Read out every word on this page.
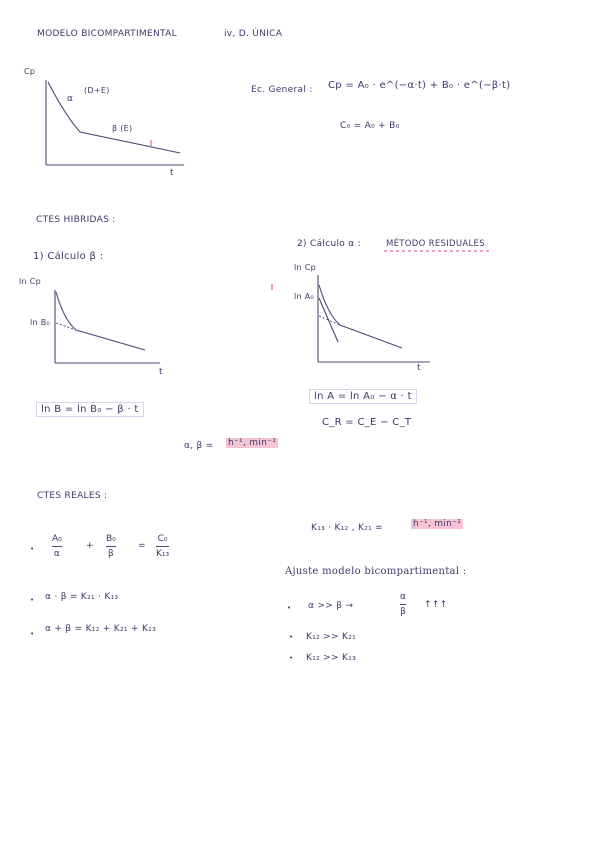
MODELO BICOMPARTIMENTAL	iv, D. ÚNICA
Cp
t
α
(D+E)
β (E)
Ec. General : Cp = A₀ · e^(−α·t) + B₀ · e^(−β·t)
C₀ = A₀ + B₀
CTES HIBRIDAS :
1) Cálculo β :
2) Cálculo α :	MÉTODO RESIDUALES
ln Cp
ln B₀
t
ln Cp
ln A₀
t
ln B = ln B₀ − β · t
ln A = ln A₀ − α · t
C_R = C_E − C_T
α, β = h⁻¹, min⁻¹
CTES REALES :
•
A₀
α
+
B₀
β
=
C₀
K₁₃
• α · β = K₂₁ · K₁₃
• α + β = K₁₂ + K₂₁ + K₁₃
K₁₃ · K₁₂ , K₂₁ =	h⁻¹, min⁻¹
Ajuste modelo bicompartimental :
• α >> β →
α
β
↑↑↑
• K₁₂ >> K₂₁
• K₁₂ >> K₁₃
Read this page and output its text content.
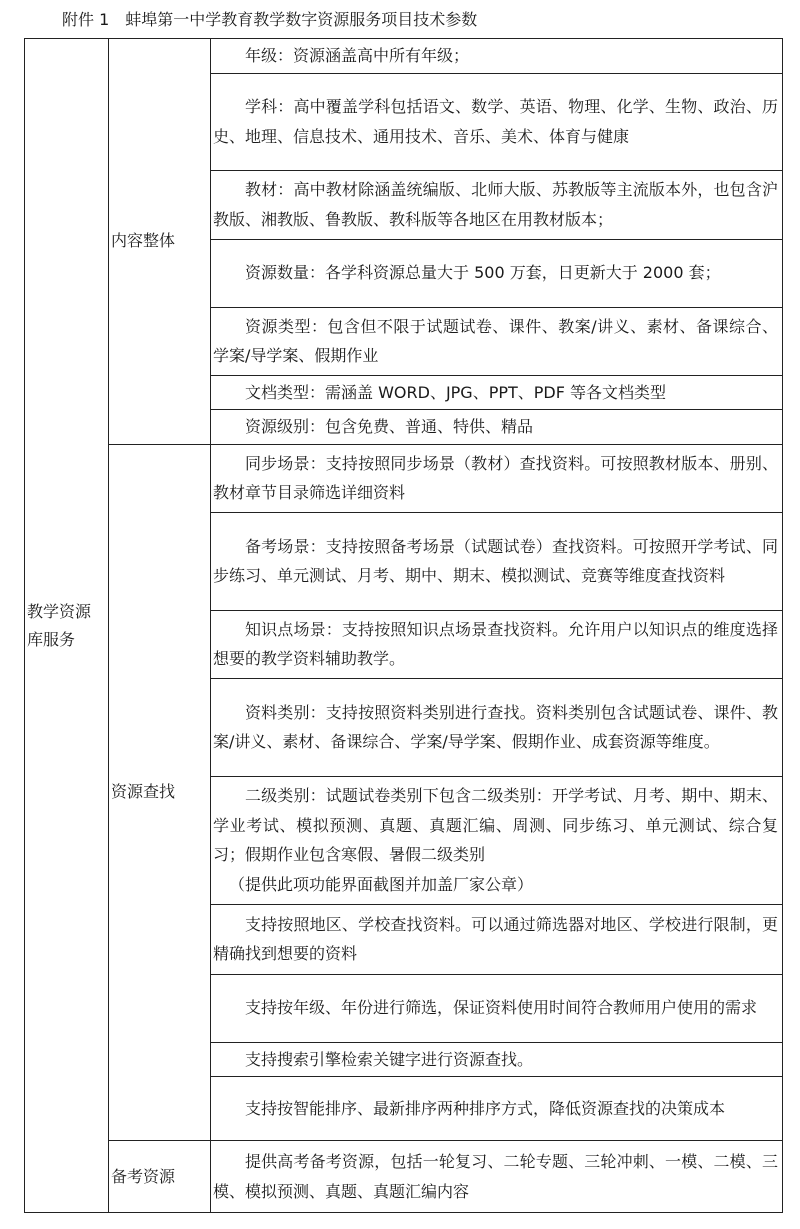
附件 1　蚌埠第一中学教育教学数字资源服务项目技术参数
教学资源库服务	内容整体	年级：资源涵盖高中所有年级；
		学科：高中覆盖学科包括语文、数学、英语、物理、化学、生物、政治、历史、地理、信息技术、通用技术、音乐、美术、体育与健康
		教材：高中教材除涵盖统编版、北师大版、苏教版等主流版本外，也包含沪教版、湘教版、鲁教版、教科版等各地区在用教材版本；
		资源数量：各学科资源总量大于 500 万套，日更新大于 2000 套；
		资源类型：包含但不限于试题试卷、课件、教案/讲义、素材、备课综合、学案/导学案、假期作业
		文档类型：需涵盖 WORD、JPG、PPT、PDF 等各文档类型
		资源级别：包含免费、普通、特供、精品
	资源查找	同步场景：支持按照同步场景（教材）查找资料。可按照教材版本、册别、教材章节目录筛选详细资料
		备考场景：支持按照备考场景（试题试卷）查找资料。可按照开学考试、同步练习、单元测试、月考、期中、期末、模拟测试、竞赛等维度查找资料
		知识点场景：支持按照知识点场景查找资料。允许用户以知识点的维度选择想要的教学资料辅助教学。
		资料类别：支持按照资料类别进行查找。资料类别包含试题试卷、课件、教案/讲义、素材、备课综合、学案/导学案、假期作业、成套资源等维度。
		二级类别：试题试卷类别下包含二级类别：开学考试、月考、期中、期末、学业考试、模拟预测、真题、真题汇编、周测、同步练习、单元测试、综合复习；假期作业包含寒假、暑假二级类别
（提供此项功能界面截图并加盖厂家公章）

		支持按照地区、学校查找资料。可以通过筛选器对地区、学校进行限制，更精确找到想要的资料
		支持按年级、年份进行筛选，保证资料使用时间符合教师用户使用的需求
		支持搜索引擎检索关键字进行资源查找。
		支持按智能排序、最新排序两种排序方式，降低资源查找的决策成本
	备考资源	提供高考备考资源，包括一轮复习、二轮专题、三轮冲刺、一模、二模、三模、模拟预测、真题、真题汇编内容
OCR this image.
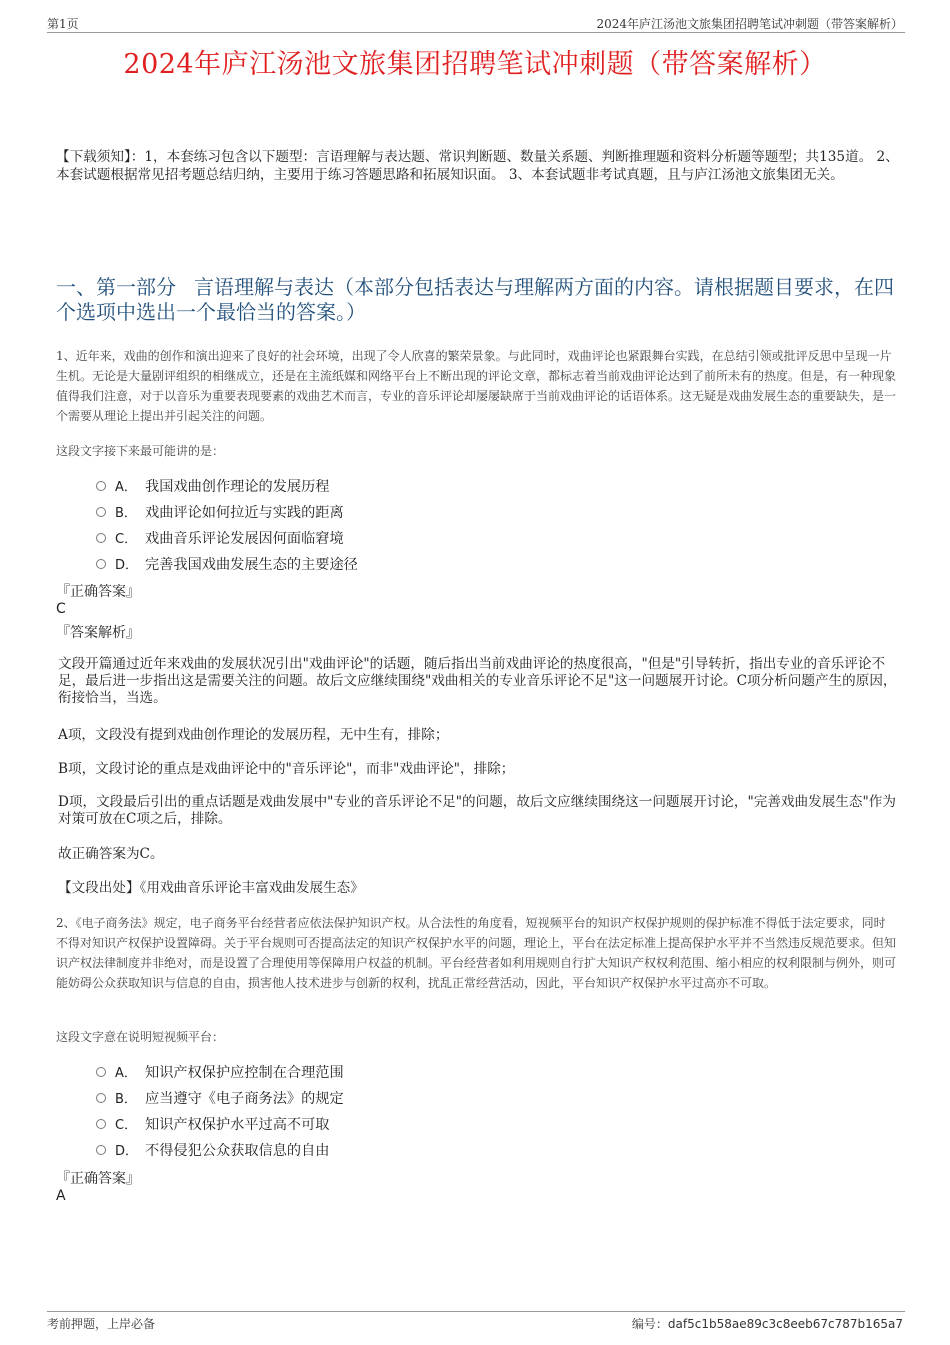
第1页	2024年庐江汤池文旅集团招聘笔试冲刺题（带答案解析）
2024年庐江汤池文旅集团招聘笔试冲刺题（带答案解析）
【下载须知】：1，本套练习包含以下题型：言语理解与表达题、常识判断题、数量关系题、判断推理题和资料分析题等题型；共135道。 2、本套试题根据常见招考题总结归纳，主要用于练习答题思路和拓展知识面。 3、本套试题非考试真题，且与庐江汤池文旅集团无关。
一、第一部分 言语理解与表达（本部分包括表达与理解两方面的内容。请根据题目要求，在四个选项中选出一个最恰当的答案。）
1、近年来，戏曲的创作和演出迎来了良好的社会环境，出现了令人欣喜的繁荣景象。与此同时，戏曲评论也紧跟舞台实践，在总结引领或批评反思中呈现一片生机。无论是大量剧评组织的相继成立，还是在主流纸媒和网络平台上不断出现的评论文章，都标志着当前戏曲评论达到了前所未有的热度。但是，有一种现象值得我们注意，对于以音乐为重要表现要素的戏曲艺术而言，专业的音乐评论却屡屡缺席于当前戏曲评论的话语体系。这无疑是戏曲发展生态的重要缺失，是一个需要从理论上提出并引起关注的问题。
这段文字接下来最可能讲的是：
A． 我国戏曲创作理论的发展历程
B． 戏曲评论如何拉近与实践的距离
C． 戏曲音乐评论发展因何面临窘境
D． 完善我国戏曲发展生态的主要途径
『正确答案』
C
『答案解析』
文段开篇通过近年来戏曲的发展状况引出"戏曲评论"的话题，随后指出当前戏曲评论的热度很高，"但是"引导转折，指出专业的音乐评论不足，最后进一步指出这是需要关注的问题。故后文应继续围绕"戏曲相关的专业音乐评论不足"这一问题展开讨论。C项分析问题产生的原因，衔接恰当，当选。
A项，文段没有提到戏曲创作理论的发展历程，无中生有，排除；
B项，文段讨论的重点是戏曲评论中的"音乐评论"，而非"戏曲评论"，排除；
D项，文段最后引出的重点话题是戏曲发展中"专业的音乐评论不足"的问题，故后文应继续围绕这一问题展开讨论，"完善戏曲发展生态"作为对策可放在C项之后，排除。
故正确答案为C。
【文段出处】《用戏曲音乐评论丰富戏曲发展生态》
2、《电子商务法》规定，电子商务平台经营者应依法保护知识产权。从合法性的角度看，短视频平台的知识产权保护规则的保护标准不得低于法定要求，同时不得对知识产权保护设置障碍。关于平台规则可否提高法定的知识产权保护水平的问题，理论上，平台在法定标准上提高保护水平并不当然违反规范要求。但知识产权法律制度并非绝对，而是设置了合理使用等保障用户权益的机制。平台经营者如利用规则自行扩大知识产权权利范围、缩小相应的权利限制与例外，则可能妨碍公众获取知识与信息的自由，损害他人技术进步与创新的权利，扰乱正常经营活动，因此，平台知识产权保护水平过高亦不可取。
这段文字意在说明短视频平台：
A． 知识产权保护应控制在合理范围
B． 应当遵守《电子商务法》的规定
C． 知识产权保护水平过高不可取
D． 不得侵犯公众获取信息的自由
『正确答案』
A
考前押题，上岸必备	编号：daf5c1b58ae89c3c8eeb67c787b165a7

§

* Given task: Make a copy of each line that contains the string "page".

* The result:
Read out every word on this page.
Read this page and output its text content.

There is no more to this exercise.